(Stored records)
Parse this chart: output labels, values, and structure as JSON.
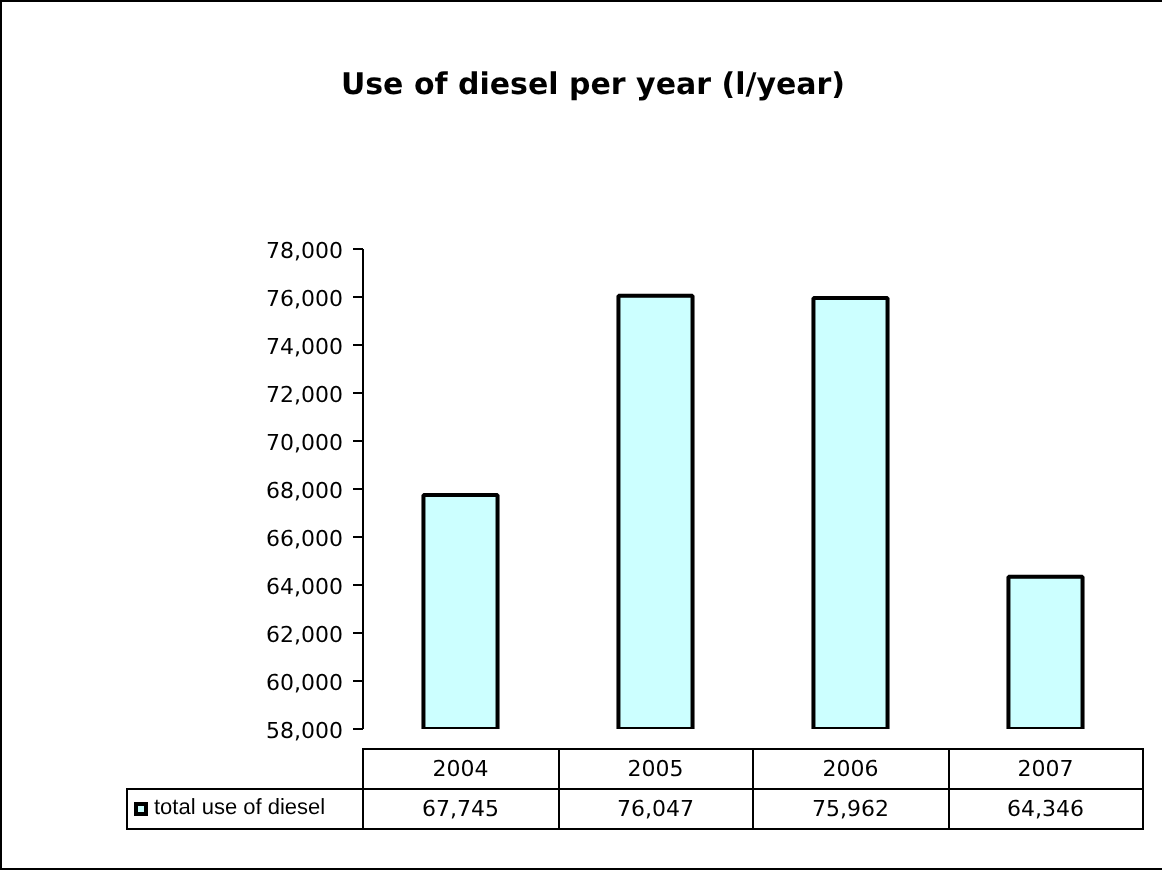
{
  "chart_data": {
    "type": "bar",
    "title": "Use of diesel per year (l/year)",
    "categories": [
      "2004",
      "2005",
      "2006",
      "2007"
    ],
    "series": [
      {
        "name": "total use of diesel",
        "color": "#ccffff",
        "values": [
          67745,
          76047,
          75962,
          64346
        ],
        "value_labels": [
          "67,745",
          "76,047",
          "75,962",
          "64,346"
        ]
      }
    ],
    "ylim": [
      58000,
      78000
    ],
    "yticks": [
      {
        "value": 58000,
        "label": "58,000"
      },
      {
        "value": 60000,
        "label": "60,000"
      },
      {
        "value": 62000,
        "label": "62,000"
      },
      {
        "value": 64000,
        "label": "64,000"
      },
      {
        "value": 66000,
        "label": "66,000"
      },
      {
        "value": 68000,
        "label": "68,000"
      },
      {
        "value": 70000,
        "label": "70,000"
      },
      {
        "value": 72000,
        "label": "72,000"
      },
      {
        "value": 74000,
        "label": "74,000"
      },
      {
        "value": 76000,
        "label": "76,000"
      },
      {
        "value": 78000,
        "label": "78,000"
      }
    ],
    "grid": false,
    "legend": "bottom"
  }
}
...
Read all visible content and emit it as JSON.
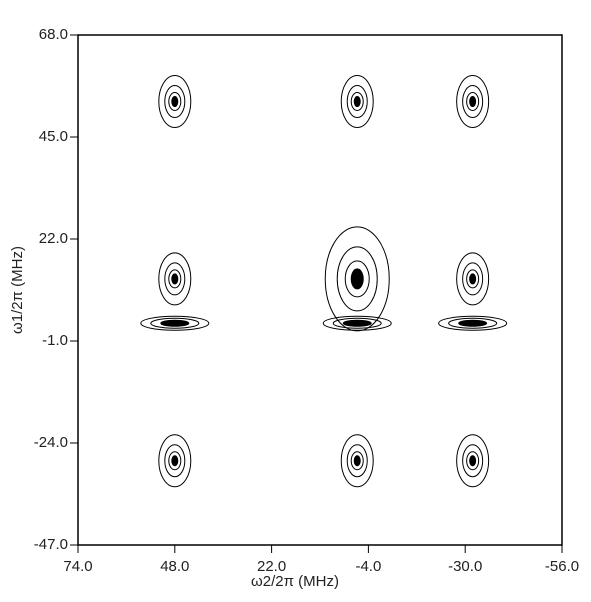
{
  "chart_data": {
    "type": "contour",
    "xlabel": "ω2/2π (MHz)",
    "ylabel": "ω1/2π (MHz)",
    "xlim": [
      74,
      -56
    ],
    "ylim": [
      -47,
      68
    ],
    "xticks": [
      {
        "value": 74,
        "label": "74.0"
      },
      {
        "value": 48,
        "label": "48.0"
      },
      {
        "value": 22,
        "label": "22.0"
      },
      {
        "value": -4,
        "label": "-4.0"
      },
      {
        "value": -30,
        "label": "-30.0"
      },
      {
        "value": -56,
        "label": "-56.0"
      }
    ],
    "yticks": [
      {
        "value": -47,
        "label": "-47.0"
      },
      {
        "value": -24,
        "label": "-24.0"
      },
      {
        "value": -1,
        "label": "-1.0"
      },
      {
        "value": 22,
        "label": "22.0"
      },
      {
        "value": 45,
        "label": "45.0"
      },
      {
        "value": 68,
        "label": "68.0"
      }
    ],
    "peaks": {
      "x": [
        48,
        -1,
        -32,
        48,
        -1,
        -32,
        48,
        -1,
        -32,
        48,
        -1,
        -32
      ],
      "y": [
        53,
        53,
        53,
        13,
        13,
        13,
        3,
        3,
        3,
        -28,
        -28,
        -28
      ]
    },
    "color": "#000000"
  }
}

● Task description:
Of the lines in this data, how many contain "JSON"? Reply with only the number.

● Response below:
2